------ WORKING DATA ------

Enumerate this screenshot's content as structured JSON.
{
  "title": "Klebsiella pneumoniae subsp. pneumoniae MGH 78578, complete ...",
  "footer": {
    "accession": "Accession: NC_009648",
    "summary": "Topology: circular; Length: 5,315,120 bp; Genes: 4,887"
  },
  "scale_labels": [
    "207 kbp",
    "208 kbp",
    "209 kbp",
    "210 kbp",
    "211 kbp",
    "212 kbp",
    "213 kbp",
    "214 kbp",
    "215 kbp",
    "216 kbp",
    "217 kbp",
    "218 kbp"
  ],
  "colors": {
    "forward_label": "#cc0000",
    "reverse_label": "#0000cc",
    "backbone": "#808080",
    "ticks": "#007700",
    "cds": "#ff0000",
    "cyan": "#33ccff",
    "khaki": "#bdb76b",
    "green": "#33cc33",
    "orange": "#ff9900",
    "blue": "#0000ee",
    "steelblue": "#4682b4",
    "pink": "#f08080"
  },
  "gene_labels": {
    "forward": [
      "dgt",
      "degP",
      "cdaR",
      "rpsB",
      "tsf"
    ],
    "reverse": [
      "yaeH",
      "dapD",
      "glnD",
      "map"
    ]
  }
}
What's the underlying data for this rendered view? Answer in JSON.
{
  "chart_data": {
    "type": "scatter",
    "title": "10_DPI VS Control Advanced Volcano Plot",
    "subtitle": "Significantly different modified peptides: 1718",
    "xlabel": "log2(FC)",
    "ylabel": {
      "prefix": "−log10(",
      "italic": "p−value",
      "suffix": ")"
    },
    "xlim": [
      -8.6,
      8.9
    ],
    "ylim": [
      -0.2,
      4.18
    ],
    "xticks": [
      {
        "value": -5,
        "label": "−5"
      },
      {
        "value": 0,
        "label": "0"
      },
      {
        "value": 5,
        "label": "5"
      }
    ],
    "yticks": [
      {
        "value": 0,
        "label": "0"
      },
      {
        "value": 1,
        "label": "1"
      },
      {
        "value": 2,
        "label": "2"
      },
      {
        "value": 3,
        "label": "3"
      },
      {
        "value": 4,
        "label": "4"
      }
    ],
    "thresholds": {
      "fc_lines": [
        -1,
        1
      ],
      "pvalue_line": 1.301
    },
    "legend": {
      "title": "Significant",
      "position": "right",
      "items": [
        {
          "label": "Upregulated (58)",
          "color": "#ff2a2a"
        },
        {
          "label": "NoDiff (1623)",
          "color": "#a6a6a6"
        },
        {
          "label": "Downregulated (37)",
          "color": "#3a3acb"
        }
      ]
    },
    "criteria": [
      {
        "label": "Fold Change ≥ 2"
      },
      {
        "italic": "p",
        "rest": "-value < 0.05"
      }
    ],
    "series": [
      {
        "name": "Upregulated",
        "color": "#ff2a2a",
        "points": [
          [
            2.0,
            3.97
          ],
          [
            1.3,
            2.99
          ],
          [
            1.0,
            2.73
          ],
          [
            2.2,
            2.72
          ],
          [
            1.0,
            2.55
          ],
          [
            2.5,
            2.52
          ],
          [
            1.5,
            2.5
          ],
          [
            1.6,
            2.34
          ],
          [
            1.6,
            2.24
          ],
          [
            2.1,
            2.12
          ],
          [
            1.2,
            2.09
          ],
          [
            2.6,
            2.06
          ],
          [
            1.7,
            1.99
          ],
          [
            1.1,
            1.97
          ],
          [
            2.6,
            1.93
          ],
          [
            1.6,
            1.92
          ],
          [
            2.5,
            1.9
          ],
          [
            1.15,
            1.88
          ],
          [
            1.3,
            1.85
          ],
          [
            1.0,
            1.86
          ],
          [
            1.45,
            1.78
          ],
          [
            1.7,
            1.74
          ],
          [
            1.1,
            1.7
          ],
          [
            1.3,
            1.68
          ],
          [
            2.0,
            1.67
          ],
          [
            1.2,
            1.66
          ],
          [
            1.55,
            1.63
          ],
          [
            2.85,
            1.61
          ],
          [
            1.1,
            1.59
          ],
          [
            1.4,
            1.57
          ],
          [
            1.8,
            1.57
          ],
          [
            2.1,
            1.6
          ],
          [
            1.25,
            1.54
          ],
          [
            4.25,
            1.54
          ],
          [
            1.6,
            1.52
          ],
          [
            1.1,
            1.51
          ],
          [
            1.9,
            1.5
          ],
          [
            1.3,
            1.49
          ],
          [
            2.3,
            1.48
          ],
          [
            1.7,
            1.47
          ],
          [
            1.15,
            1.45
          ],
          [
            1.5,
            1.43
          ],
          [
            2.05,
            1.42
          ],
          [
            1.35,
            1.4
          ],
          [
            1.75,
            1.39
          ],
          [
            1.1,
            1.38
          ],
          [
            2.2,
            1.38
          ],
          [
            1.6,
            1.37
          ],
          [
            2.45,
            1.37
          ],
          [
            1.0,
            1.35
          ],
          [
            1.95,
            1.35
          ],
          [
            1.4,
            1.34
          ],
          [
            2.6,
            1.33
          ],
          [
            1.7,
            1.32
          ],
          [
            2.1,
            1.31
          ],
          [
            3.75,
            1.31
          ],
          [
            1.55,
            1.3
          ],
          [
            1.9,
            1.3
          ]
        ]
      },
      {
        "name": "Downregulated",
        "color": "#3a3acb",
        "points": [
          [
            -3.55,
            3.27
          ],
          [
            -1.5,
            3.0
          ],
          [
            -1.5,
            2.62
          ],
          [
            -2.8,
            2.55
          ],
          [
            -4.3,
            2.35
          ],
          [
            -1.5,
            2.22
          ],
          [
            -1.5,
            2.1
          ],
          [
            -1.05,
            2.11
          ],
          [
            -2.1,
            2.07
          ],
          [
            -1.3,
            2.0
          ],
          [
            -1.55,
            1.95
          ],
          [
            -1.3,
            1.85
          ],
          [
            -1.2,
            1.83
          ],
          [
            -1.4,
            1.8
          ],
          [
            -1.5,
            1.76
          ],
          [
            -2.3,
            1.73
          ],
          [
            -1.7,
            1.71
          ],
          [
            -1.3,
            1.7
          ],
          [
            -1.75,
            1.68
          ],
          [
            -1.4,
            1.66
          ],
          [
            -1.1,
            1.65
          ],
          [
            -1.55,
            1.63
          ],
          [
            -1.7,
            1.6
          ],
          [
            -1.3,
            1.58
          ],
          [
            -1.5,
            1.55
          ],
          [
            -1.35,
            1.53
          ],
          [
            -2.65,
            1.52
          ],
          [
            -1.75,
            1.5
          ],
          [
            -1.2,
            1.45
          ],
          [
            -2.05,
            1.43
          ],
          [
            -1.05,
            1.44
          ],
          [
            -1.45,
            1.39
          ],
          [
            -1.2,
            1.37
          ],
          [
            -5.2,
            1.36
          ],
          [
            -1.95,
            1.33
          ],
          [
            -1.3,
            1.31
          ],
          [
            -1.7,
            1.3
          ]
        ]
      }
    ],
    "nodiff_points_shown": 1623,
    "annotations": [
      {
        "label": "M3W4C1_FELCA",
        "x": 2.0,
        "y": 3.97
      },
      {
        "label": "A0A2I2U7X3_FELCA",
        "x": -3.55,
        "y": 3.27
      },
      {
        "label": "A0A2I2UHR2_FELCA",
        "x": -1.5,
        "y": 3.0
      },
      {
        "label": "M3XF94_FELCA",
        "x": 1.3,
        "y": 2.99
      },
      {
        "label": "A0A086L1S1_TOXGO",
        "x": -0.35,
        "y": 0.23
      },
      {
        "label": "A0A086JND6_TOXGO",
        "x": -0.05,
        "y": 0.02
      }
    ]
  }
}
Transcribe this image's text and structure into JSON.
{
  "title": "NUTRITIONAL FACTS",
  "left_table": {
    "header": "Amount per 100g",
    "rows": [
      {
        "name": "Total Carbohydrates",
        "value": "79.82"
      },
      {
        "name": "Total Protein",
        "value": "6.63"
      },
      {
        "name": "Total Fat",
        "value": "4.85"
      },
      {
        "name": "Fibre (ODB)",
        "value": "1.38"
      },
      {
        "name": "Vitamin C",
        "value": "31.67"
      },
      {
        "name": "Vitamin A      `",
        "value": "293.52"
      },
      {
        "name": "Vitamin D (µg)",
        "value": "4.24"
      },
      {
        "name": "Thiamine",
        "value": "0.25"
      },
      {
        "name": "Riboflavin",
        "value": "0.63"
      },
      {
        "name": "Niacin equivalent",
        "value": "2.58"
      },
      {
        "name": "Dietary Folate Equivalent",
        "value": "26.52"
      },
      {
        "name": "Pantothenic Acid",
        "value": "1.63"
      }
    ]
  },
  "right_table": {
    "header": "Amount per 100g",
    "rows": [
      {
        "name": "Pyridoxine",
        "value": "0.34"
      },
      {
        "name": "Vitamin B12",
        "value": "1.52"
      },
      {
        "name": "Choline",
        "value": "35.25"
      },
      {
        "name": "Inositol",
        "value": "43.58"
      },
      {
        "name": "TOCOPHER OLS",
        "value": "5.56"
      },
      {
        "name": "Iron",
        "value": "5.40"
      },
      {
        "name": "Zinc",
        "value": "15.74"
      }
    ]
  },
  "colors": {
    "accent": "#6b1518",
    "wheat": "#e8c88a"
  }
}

------

- TRY IT
Among the lines above, return each one holding the string "Downregulated".

- TASK RESPONSE
          "label": "Downregulated (37)",
        "name": "Downregulated",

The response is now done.